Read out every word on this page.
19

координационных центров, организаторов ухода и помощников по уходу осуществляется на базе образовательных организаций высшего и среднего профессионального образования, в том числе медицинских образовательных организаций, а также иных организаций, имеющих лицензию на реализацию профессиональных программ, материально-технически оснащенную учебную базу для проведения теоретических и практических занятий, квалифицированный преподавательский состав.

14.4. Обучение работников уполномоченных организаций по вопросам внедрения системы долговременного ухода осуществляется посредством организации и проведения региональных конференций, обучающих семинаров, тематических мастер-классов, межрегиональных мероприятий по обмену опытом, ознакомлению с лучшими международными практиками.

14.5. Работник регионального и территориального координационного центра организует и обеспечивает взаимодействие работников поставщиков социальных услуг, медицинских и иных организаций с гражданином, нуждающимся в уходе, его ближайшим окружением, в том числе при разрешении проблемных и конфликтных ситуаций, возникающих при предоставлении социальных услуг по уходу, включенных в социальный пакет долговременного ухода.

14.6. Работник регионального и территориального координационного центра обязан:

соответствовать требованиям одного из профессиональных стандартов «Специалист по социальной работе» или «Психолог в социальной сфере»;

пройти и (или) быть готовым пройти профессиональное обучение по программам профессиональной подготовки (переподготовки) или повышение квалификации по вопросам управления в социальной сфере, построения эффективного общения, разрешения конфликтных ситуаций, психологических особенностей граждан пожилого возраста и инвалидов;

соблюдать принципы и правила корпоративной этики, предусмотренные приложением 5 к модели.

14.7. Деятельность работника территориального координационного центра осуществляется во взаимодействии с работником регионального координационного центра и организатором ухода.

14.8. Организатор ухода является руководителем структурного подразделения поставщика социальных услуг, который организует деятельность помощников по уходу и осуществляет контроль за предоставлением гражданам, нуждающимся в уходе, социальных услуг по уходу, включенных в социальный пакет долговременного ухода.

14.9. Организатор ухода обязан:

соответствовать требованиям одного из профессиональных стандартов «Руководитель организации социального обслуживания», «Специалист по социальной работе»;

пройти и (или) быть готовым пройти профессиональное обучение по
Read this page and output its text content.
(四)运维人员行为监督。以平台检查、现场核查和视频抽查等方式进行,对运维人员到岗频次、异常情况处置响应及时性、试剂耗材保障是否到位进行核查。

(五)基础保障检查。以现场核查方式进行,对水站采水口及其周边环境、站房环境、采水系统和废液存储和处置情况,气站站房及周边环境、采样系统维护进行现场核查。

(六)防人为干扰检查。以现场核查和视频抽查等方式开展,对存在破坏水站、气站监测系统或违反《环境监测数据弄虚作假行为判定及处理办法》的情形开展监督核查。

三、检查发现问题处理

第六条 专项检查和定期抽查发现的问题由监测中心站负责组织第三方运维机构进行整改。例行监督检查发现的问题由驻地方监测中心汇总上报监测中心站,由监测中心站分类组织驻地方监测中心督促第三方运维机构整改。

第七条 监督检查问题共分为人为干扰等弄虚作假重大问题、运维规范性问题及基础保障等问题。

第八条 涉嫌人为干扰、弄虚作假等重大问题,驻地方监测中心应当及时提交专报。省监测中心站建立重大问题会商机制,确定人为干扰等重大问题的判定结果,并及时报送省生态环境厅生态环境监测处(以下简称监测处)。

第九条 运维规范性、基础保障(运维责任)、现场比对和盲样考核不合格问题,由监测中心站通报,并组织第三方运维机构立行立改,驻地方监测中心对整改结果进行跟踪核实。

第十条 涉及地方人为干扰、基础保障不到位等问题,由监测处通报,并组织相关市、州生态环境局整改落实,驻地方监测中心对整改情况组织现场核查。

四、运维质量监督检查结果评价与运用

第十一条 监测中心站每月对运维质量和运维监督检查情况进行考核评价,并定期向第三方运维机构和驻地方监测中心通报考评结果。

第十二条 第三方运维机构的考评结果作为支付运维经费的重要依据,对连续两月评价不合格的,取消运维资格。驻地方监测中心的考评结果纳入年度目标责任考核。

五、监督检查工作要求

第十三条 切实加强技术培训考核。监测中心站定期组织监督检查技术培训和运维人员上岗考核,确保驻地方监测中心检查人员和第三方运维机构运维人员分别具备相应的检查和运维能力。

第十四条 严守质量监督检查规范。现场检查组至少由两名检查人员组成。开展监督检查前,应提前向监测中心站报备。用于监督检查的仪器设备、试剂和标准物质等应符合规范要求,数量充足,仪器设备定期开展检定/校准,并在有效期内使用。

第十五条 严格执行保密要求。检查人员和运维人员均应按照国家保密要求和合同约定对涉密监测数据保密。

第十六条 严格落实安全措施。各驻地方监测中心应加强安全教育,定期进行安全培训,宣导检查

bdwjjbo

----------

WHAT IS ASKED. Go through the listing above and restate it word for word.

EXERCISE SOLUTION.
Read out every word on this page.
19

координационных центров, организаторов ухода и помощников по уходу осуществляется на базе образовательных организаций высшего и среднего профессионального образования, в том числе медицинских образовательных организаций, а также иных организаций, имеющих лицензию на реализацию профессиональных программ, материально-технически оснащенную учебную базу для проведения теоретических и практических занятий, квалифицированный преподавательский состав.

14.4. Обучение работников уполномоченных организаций по вопросам внедрения системы долговременного ухода осуществляется посредством организации и проведения региональных конференций, обучающих семинаров, тематических мастер-классов, межрегиональных мероприятий по обмену опытом, ознакомлению с лучшими международными практиками.

14.5. Работник регионального и территориального координационного центра организует и обеспечивает взаимодействие работников поставщиков социальных услуг, медицинских и иных организаций с гражданином, нуждающимся в уходе, его ближайшим окружением, в том числе при разрешении проблемных и конфликтных ситуаций, возникающих при предоставлении социальных услуг по уходу, включенных в социальный пакет долговременного ухода.

14.6. Работник регионального и территориального координационного центра обязан:

соответствовать требованиям одного из профессиональных стандартов «Специалист по социальной работе» или «Психолог в социальной сфере»;

пройти и (или) быть готовым пройти профессиональное обучение по программам профессиональной подготовки (переподготовки) или повышение квалификации по вопросам управления в социальной сфере, построения эффективного общения, разрешения конфликтных ситуаций, психологических особенностей граждан пожилого возраста и инвалидов;

соблюдать принципы и правила корпоративной этики, предусмотренные приложением 5 к модели.

14.7. Деятельность работника территориального координационного центра осуществляется во взаимодействии с работником регионального координационного центра и организатором ухода.

14.8. Организатор ухода является руководителем структурного подразделения поставщика социальных услуг, который организует деятельность помощников по уходу и осуществляет контроль за предоставлением гражданам, нуждающимся в уходе, социальных услуг по уходу, включенных в социальный пакет долговременного ухода.

14.9. Организатор ухода обязан:

соответствовать требованиям одного из профессиональных стандартов «Руководитель организации социального обслуживания», «Специалист по социальной работе»;

пройти и (или) быть готовым пройти профессиональное обучение по
Read this page and output its text content.
(四)运维人员行为监督。以平台检查、现场核查和视频抽查等方式进行,对运维人员到岗频次、异常情况处置响应及时性、试剂耗材保障是否到位进行核查。

(五)基础保障检查。以现场核查方式进行,对水站采水口及其周边环境、站房环境、采水系统和废液存储和处置情况,气站站房及周边环境、采样系统维护进行现场核查。

(六)防人为干扰检查。以现场核查和视频抽查等方式开展,对存在破坏水站、气站监测系统或违反《环境监测数据弄虚作假行为判定及处理办法》的情形开展监督核查。

三、检查发现问题处理

第六条 专项检查和定期抽查发现的问题由监测中心站负责组织第三方运维机构进行整改。例行监督检查发现的问题由驻地方监测中心汇总上报监测中心站,由监测中心站分类组织驻地方监测中心督促第三方运维机构整改。

第七条 监督检查问题共分为人为干扰等弄虚作假重大问题、运维规范性问题及基础保障等问题。

第八条 涉嫌人为干扰、弄虚作假等重大问题,驻地方监测中心应当及时提交专报。省监测中心站建立重大问题会商机制,确定人为干扰等重大问题的判定结果,并及时报送省生态环境厅生态环境监测处(以下简称监测处)。

第九条 运维规范性、基础保障(运维责任)、现场比对和盲样考核不合格问题,由监测中心站通报,并组织第三方运维机构立行立改,驻地方监测中心对整改结果进行跟踪核实。

第十条 涉及地方人为干扰、基础保障不到位等问题,由监测处通报,并组织相关市、州生态环境局整改落实,驻地方监测中心对整改情况组织现场核查。

四、运维质量监督检查结果评价与运用

第十一条 监测中心站每月对运维质量和运维监督检查情况进行考核评价,并定期向第三方运维机构和驻地方监测中心通报考评结果。

第十二条 第三方运维机构的考评结果作为支付运维经费的重要依据,对连续两月评价不合格的,取消运维资格。驻地方监测中心的考评结果纳入年度目标责任考核。

五、监督检查工作要求

第十三条 切实加强技术培训考核。监测中心站定期组织监督检查技术培训和运维人员上岗考核,确保驻地方监测中心检查人员和第三方运维机构运维人员分别具备相应的检查和运维能力。

第十四条 严守质量监督检查规范。现场检查组至少由两名检查人员组成。开展监督检查前,应提前向监测中心站报备。用于监督检查的仪器设备、试剂和标准物质等应符合规范要求,数量充足,仪器设备定期开展检定/校准,并在有效期内使用。

第十五条 严格执行保密要求。检查人员和运维人员均应按照国家保密要求和合同约定对涉密监测数据保密。

第十六条 严格落实安全措施。各驻地方监测中心应加强安全教育,定期进行安全培训,宣导检查

bdwjjbo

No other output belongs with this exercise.